§ **PROBLEM REQUIREMENTS**: Reproduce the data exactly and drop any pictures it holds.

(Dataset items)
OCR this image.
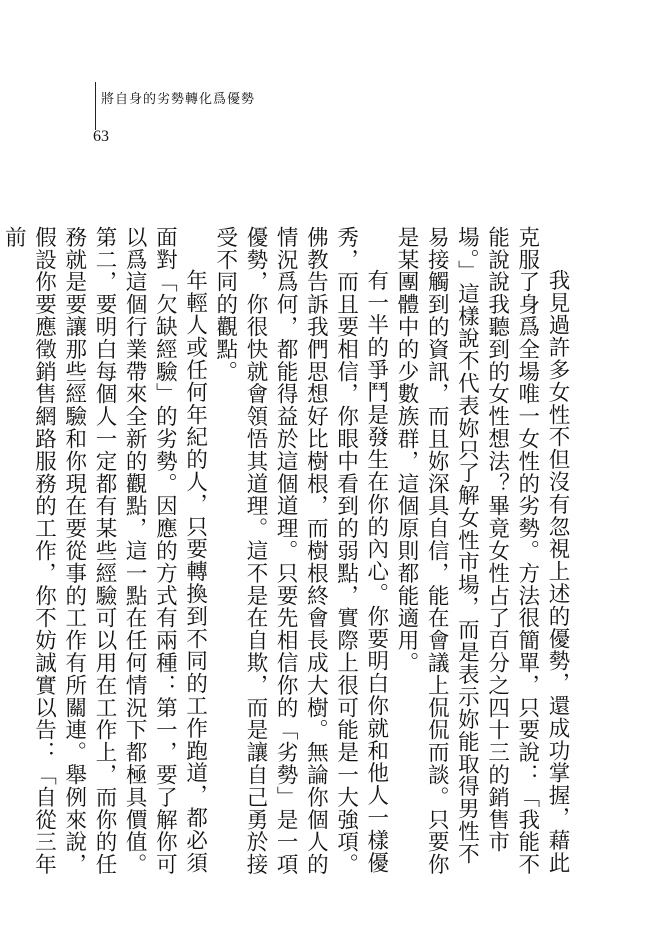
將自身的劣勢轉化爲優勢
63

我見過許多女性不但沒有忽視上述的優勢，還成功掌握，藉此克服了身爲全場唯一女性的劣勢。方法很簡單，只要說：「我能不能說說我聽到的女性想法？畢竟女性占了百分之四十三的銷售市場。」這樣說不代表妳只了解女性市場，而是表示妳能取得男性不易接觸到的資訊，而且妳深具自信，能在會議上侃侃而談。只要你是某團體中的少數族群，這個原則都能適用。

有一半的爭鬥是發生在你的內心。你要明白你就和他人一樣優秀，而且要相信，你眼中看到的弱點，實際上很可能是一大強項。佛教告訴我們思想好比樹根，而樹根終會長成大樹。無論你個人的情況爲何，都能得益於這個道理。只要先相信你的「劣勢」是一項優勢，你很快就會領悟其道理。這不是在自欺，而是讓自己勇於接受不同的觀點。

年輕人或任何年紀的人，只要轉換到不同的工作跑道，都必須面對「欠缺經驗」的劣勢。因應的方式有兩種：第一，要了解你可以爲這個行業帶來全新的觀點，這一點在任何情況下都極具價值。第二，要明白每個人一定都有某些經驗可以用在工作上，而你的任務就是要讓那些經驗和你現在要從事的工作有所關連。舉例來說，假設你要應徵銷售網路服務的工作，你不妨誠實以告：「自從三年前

§ **RESPONSE TO THE TASK**:
OCR this image.
將自身的劣勢轉化爲優勢
63

我見過許多女性不但沒有忽視上述的優勢，還成功掌握，藉此克服了身爲全場唯一女性的劣勢。方法很簡單，只要說：「我能不能說說我聽到的女性想法？畢竟女性占了百分之四十三的銷售市場。」這樣說不代表妳只了解女性市場，而是表示妳能取得男性不易接觸到的資訊，而且妳深具自信，能在會議上侃侃而談。只要你是某團體中的少數族群，這個原則都能適用。

有一半的爭鬥是發生在你的內心。你要明白你就和他人一樣優秀，而且要相信，你眼中看到的弱點，實際上很可能是一大強項。佛教告訴我們思想好比樹根，而樹根終會長成大樹。無論你個人的情況爲何，都能得益於這個道理。只要先相信你的「劣勢」是一項優勢，你很快就會領悟其道理。這不是在自欺，而是讓自己勇於接受不同的觀點。

年輕人或任何年紀的人，只要轉換到不同的工作跑道，都必須面對「欠缺經驗」的劣勢。因應的方式有兩種：第一，要了解你可以爲這個行業帶來全新的觀點，這一點在任何情況下都極具價值。第二，要明白每個人一定都有某些經驗可以用在工作上，而你的任務就是要讓那些經驗和你現在要從事的工作有所關連。舉例來說，假設你要應徵銷售網路服務的工作，你不妨誠實以告：「自從三年前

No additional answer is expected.